Keep only the lines of the data below that contain "color", and copy them.

==== GIVEN DATA

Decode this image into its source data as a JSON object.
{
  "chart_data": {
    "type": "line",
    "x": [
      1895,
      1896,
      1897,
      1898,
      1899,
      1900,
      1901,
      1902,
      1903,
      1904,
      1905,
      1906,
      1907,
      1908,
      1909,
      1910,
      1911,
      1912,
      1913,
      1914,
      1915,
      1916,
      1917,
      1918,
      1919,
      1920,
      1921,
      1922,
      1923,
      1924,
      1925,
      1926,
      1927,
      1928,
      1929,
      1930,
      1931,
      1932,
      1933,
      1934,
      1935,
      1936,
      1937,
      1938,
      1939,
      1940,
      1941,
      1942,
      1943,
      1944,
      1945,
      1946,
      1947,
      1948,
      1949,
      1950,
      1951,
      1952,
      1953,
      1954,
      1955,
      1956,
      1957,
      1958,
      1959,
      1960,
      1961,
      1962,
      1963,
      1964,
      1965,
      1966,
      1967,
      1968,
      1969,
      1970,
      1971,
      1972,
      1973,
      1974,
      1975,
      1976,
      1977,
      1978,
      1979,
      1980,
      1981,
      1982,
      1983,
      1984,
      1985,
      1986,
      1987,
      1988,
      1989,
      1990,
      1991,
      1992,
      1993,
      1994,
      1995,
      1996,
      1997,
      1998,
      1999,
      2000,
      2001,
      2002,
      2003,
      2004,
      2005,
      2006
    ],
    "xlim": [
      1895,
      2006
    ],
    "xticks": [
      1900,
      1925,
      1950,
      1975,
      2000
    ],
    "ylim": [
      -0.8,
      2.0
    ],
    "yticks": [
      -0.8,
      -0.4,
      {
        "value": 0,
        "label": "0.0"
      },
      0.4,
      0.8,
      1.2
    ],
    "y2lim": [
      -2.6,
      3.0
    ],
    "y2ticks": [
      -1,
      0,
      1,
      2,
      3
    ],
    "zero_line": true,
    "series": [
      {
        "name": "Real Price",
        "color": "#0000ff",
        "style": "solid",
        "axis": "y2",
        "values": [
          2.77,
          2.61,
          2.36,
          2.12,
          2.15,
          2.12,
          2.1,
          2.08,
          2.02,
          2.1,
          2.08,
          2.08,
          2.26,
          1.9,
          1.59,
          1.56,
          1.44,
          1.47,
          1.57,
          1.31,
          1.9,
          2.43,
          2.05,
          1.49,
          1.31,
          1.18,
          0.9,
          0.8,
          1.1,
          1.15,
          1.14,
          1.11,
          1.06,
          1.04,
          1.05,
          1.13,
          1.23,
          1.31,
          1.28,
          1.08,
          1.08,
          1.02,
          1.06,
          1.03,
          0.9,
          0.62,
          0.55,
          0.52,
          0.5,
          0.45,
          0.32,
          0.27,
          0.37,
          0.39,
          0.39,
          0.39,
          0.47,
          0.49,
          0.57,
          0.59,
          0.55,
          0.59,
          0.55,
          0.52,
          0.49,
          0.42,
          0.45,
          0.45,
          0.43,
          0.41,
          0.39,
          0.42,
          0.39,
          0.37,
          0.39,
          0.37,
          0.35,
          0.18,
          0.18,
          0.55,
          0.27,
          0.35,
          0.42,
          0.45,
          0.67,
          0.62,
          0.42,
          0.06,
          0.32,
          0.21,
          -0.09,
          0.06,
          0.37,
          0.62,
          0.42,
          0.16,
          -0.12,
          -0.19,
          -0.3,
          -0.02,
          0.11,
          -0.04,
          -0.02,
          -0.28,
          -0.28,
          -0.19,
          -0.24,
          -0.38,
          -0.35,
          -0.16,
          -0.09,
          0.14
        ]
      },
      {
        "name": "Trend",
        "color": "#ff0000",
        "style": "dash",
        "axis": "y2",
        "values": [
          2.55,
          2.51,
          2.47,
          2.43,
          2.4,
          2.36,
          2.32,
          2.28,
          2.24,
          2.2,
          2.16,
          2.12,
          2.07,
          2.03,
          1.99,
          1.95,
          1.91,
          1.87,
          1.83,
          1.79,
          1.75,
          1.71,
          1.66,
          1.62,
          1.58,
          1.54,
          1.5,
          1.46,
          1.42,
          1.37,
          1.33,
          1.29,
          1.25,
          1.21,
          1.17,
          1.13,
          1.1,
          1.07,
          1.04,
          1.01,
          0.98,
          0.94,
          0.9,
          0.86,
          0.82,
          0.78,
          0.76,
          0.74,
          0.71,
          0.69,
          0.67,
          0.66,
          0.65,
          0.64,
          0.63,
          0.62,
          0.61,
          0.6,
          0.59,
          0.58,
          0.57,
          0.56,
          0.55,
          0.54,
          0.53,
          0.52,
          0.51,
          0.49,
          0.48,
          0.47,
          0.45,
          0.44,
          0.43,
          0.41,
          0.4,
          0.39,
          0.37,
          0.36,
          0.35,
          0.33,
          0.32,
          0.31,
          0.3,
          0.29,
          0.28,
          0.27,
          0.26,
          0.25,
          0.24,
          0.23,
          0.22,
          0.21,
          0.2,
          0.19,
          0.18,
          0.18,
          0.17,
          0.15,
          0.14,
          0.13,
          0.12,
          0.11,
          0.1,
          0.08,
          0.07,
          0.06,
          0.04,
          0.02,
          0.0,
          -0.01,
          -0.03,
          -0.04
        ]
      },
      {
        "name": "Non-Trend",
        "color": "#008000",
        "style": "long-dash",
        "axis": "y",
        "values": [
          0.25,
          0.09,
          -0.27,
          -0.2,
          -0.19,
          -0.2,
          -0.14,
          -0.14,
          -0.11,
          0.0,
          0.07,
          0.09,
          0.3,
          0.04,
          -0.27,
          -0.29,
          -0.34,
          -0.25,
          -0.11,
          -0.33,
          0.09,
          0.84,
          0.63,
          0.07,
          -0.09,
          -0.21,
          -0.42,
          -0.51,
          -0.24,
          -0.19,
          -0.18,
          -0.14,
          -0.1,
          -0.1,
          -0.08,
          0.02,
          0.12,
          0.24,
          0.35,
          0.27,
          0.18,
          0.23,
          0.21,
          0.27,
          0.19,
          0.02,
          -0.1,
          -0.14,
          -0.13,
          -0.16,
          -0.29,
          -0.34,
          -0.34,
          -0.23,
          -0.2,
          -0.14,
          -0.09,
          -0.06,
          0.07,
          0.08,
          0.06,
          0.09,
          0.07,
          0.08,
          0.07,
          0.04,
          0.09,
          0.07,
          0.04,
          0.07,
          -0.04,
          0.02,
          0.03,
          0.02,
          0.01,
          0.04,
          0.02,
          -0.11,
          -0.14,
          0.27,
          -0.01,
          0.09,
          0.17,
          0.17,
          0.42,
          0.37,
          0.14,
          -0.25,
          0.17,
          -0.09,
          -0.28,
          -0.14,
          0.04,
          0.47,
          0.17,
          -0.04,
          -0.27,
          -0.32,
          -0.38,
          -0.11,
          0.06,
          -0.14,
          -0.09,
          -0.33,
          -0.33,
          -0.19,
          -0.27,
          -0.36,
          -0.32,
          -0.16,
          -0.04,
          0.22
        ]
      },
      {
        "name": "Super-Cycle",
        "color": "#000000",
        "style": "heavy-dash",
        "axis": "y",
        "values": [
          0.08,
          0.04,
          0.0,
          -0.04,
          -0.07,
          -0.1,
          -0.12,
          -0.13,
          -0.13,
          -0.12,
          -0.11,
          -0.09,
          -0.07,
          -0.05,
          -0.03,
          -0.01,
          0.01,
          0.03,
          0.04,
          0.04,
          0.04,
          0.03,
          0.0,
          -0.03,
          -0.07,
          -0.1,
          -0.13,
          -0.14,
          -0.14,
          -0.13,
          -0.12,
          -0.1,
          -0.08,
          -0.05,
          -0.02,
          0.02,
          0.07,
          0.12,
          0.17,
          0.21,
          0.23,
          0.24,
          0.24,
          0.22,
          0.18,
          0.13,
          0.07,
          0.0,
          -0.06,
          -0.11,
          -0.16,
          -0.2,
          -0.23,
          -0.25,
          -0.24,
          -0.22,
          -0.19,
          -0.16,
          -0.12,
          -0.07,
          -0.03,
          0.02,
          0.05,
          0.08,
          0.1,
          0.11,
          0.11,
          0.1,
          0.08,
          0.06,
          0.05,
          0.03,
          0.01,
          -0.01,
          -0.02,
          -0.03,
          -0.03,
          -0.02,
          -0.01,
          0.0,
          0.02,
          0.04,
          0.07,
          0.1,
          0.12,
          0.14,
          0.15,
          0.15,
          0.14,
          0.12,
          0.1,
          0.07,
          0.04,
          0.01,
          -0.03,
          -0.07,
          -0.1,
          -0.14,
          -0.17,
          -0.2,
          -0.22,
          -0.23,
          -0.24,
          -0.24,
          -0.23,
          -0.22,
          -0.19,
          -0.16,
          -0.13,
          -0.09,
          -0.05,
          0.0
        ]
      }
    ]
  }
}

========

* _OUTPUT FOR THIS EXERCISE_:
        "color": "#0000ff",
        "color": "#ff0000",
        "color": "#008000",
        "color": "#000000",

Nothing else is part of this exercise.